##### Data extract

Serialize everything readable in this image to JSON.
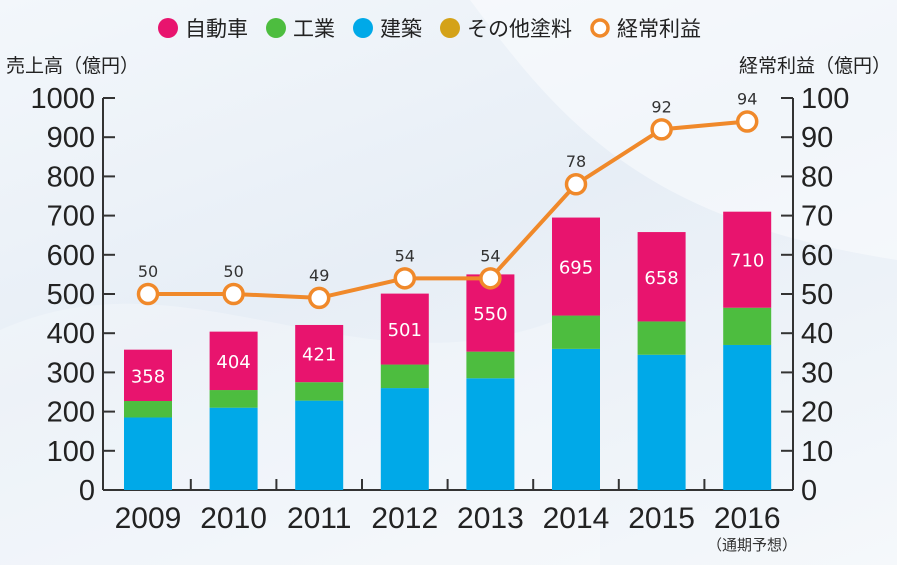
{
  "chart_data": {
    "type": "bar",
    "categories": [
      "2009",
      "2010",
      "2011",
      "2012",
      "2013",
      "2014",
      "2015",
      "2016"
    ],
    "category_note": "（通期予想）",
    "series": [
      {
        "name": "建築",
        "values": [
          185,
          210,
          228,
          260,
          285,
          360,
          345,
          370
        ],
        "color": "#00a9e8"
      },
      {
        "name": "工業",
        "values": [
          42,
          45,
          47,
          60,
          68,
          85,
          85,
          95
        ],
        "color": "#4dbd3f"
      },
      {
        "name": "その他塗料",
        "values": [
          0,
          0,
          0,
          0,
          0,
          0,
          0,
          0
        ],
        "color": "#d4a218"
      },
      {
        "name": "自動車",
        "values": [
          131,
          149,
          146,
          181,
          197,
          250,
          228,
          245
        ],
        "color": "#e8146e"
      }
    ],
    "totals": [
      358,
      404,
      421,
      501,
      550,
      695,
      658,
      710
    ],
    "line_series": {
      "name": "経常利益",
      "values": [
        50,
        50,
        49,
        54,
        54,
        78,
        92,
        94
      ],
      "color": "#f0892a"
    },
    "legend": [
      {
        "name": "自動車",
        "color": "#e8146e",
        "marker": "dot"
      },
      {
        "name": "工業",
        "color": "#4dbd3f",
        "marker": "dot"
      },
      {
        "name": "建築",
        "color": "#00a9e8",
        "marker": "dot"
      },
      {
        "name": "その他塗料",
        "color": "#d4a218",
        "marker": "dot"
      },
      {
        "name": "経常利益",
        "color": "#f0892a",
        "marker": "ring"
      }
    ],
    "ylabel_left": "売上高（億円）",
    "ylabel_right": "経常利益（億円）",
    "ylim_left": [
      0,
      1000
    ],
    "ylim_right": [
      0,
      100
    ],
    "yticks_left": [
      "0",
      "100",
      "200",
      "300",
      "400",
      "500",
      "600",
      "700",
      "800",
      "900",
      "1000"
    ],
    "yticks_right": [
      "0",
      "10",
      "20",
      "30",
      "40",
      "50",
      "60",
      "70",
      "80",
      "90",
      "100"
    ],
    "legend_position": "top",
    "grid": false
  }
}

##########

**Given problem**
Write the records out once more, exactly as they appear, with no pictures.

**Task solution**
Serialize everything readable in this image to JSON.
{
  "chart_data": {
    "type": "bar",
    "categories": [
      "2009",
      "2010",
      "2011",
      "2012",
      "2013",
      "2014",
      "2015",
      "2016"
    ],
    "category_note": "（通期予想）",
    "series": [
      {
        "name": "建築",
        "values": [
          185,
          210,
          228,
          260,
          285,
          360,
          345,
          370
        ],
        "color": "#00a9e8"
      },
      {
        "name": "工業",
        "values": [
          42,
          45,
          47,
          60,
          68,
          85,
          85,
          95
        ],
        "color": "#4dbd3f"
      },
      {
        "name": "その他塗料",
        "values": [
          0,
          0,
          0,
          0,
          0,
          0,
          0,
          0
        ],
        "color": "#d4a218"
      },
      {
        "name": "自動車",
        "values": [
          131,
          149,
          146,
          181,
          197,
          250,
          228,
          245
        ],
        "color": "#e8146e"
      }
    ],
    "totals": [
      358,
      404,
      421,
      501,
      550,
      695,
      658,
      710
    ],
    "line_series": {
      "name": "経常利益",
      "values": [
        50,
        50,
        49,
        54,
        54,
        78,
        92,
        94
      ],
      "color": "#f0892a"
    },
    "legend": [
      {
        "name": "自動車",
        "color": "#e8146e",
        "marker": "dot"
      },
      {
        "name": "工業",
        "color": "#4dbd3f",
        "marker": "dot"
      },
      {
        "name": "建築",
        "color": "#00a9e8",
        "marker": "dot"
      },
      {
        "name": "その他塗料",
        "color": "#d4a218",
        "marker": "dot"
      },
      {
        "name": "経常利益",
        "color": "#f0892a",
        "marker": "ring"
      }
    ],
    "ylabel_left": "売上高（億円）",
    "ylabel_right": "経常利益（億円）",
    "ylim_left": [
      0,
      1000
    ],
    "ylim_right": [
      0,
      100
    ],
    "yticks_left": [
      "0",
      "100",
      "200",
      "300",
      "400",
      "500",
      "600",
      "700",
      "800",
      "900",
      "1000"
    ],
    "yticks_right": [
      "0",
      "10",
      "20",
      "30",
      "40",
      "50",
      "60",
      "70",
      "80",
      "90",
      "100"
    ],
    "legend_position": "top",
    "grid": false
  }
}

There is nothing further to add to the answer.